> _INPUT FOR THIS TASK_
──────────────────────────────

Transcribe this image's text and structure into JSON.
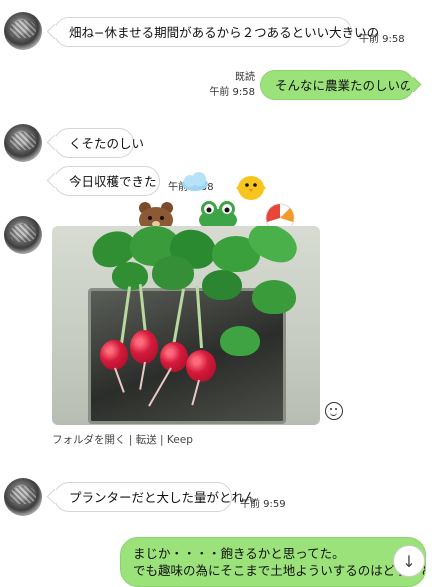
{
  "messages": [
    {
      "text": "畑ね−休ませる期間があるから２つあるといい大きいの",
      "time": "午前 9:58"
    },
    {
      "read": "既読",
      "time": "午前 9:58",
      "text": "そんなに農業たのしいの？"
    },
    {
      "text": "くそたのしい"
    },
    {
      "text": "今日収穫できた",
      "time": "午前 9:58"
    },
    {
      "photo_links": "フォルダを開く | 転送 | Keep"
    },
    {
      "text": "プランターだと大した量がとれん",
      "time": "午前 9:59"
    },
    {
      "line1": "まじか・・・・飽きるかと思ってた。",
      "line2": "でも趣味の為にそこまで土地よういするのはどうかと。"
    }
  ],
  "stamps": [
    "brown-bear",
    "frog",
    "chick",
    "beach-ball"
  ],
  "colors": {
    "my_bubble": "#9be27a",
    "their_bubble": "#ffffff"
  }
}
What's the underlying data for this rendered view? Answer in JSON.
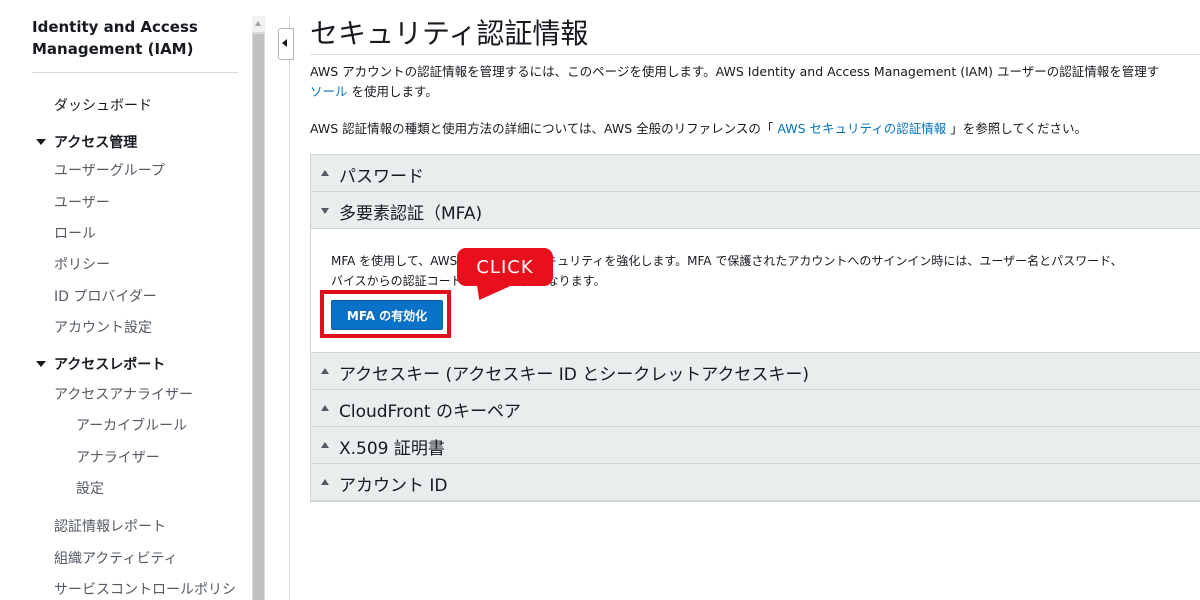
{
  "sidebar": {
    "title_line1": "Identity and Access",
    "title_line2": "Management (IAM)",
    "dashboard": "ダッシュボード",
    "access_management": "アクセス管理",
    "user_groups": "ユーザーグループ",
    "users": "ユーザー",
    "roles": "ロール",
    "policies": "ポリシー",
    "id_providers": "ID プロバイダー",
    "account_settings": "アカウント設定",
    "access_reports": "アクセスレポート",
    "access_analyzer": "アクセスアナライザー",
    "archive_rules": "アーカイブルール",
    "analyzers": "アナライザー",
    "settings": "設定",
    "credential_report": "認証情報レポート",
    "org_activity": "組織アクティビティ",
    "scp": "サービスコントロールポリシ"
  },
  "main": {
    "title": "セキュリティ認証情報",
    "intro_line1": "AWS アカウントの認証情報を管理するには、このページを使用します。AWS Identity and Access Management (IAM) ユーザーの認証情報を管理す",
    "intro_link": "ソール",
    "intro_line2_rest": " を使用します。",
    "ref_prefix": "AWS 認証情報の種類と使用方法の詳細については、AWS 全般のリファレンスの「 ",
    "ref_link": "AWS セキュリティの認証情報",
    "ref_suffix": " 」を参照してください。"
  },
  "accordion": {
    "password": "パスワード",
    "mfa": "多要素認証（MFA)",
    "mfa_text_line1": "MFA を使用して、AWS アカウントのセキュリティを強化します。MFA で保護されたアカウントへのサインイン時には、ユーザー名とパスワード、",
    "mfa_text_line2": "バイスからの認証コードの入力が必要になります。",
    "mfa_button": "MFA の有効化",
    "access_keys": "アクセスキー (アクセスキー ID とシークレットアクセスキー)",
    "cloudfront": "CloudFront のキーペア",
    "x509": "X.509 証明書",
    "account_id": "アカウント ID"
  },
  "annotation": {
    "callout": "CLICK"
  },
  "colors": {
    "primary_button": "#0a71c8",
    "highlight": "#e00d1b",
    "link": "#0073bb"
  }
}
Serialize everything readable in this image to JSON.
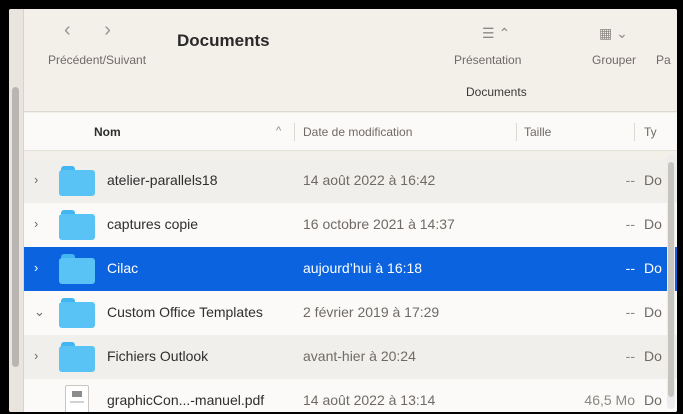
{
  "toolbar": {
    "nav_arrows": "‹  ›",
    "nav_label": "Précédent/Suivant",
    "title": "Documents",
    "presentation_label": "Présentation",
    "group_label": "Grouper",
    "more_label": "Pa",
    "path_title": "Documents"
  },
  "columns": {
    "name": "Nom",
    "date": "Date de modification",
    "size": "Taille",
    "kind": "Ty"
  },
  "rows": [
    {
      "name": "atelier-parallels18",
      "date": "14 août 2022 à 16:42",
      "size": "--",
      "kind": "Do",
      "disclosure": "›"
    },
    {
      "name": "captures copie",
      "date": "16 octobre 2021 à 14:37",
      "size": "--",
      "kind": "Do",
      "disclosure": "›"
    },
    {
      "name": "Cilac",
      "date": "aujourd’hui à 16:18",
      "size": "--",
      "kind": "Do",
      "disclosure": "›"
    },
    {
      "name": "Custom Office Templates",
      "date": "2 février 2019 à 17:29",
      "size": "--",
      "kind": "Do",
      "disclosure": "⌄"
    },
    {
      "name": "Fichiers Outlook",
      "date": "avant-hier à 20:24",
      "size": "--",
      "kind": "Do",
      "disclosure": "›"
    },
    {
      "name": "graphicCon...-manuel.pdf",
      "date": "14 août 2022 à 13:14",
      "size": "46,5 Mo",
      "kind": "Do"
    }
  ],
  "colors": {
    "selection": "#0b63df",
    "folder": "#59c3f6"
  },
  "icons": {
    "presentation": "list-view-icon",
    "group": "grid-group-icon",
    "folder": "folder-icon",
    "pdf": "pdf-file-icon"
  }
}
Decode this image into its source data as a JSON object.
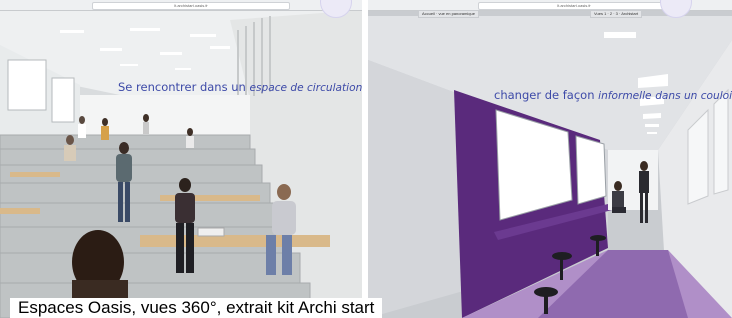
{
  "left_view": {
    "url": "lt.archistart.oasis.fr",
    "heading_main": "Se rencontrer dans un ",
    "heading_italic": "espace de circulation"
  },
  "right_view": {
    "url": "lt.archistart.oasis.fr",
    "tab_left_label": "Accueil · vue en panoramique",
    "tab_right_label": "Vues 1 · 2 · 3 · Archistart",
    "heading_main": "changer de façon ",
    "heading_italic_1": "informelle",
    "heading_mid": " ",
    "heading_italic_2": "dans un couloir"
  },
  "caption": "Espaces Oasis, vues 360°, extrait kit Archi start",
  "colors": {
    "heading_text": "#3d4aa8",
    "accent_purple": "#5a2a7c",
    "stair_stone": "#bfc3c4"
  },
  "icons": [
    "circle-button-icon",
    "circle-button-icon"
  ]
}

──────────────────────────────

Leave out the pictures and return every record word for word.

> _EXERCISE RESULT_
Transcribe this image's text and structure into JSON.
{
  "messages": [
    {
      "text": "畑ね−休ませる期間があるから２つあるといい大きいの",
      "time": "午前 9:58"
    },
    {
      "read": "既読",
      "time": "午前 9:58",
      "text": "そんなに農業たのしいの？"
    },
    {
      "text": "くそたのしい"
    },
    {
      "text": "今日収穫できた",
      "time": "午前 9:58"
    },
    {
      "photo_links": "フォルダを開く | 転送 | Keep"
    },
    {
      "text": "プランターだと大した量がとれん",
      "time": "午前 9:59"
    },
    {
      "line1": "まじか・・・・飽きるかと思ってた。",
      "line2": "でも趣味の為にそこまで土地よういするのはどうかと。"
    }
  ],
  "stamps": [
    "brown-bear",
    "frog",
    "chick",
    "beach-ball"
  ],
  "colors": {
    "my_bubble": "#9be27a",
    "their_bubble": "#ffffff"
  }
}
What's the underlying data for this rendered view? Answer in JSON.
{
  "sidebar": {
    "title_line1": "Identity and Access",
    "title_line2": "Management (IAM)",
    "dashboard": "ダッシュボード",
    "access_management": "アクセス管理",
    "user_groups": "ユーザーグループ",
    "users": "ユーザー",
    "roles": "ロール",
    "policies": "ポリシー",
    "id_providers": "ID プロバイダー",
    "account_settings": "アカウント設定",
    "access_reports": "アクセスレポート",
    "access_analyzer": "アクセスアナライザー",
    "archive_rules": "アーカイブルール",
    "analyzers": "アナライザー",
    "settings": "設定",
    "credential_report": "認証情報レポート",
    "org_activity": "組織アクティビティ",
    "scp": "サービスコントロールポリシ"
  },
  "main": {
    "title": "セキュリティ認証情報",
    "intro_line1": "AWS アカウントの認証情報を管理するには、このページを使用します。AWS Identity and Access Management (IAM) ユーザーの認証情報を管理す",
    "intro_link": "ソール",
    "intro_line2_rest": " を使用します。",
    "ref_prefix": "AWS 認証情報の種類と使用方法の詳細については、AWS 全般のリファレンスの「 ",
    "ref_link": "AWS セキュリティの認証情報",
    "ref_suffix": " 」を参照してください。"
  },
  "accordion": {
    "password": "パスワード",
    "mfa": "多要素認証（MFA)",
    "mfa_text_line1": "MFA を使用して、AWS アカウントのセキュリティを強化します。MFA で保護されたアカウントへのサインイン時には、ユーザー名とパスワード、",
    "mfa_text_line2": "バイスからの認証コードの入力が必要になります。",
    "mfa_button": "MFA の有効化",
    "access_keys": "アクセスキー (アクセスキー ID とシークレットアクセスキー)",
    "cloudfront": "CloudFront のキーペア",
    "x509": "X.509 証明書",
    "account_id": "アカウント ID"
  },
  "annotation": {
    "callout": "CLICK"
  },
  "colors": {
    "primary_button": "#0a71c8",
    "highlight": "#e00d1b",
    "link": "#0073bb"
  }
}
Serialize everything readable in this image to JSON.
{
  "toolbar": {
    "nav_arrows": "‹  ›",
    "nav_label": "Précédent/Suivant",
    "title": "Documents",
    "presentation_label": "Présentation",
    "group_label": "Grouper",
    "more_label": "Pa",
    "path_title": "Documents"
  },
  "columns": {
    "name": "Nom",
    "date": "Date de modification",
    "size": "Taille",
    "kind": "Ty"
  },
  "rows": [
    {
      "name": "atelier-parallels18",
      "date": "14 août 2022 à 16:42",
      "size": "--",
      "kind": "Do",
      "disclosure": "›"
    },
    {
      "name": "captures copie",
      "date": "16 octobre 2021 à 14:37",
      "size": "--",
      "kind": "Do",
      "disclosure": "›"
    },
    {
      "name": "Cilac",
      "date": "aujourd’hui à 16:18",
      "size": "--",
      "kind": "Do",
      "disclosure": "›"
    },
    {
      "name": "Custom Office Templates",
      "date": "2 février 2019 à 17:29",
      "size": "--",
      "kind": "Do",
      "disclosure": "⌄"
    },
    {
      "name": "Fichiers Outlook",
      "date": "avant-hier à 20:24",
      "size": "--",
      "kind": "Do",
      "disclosure": "›"
    },
    {
      "name": "graphicCon...-manuel.pdf",
      "date": "14 août 2022 à 13:14",
      "size": "46,5 Mo",
      "kind": "Do"
    }
  ],
  "colors": {
    "selection": "#0b63df",
    "folder": "#59c3f6"
  },
  "icons": {
    "presentation": "list-view-icon",
    "group": "grid-group-icon",
    "folder": "folder-icon",
    "pdf": "pdf-file-icon"
  }
}
Decode this image into its source data as a JSON object.
{
  "left_view": {
    "url": "lt.archistart.oasis.fr",
    "heading_main": "Se rencontrer dans un ",
    "heading_italic": "espace de circulation"
  },
  "right_view": {
    "url": "lt.archistart.oasis.fr",
    "tab_left_label": "Accueil · vue en panoramique",
    "tab_right_label": "Vues 1 · 2 · 3 · Archistart",
    "heading_main": "changer de façon ",
    "heading_italic_1": "informelle",
    "heading_mid": " ",
    "heading_italic_2": "dans un couloir"
  },
  "caption": "Espaces Oasis, vues 360°, extrait kit Archi start",
  "colors": {
    "heading_text": "#3d4aa8",
    "accent_purple": "#5a2a7c",
    "stair_stone": "#bfc3c4"
  },
  "icons": [
    "circle-button-icon",
    "circle-button-icon"
  ]
}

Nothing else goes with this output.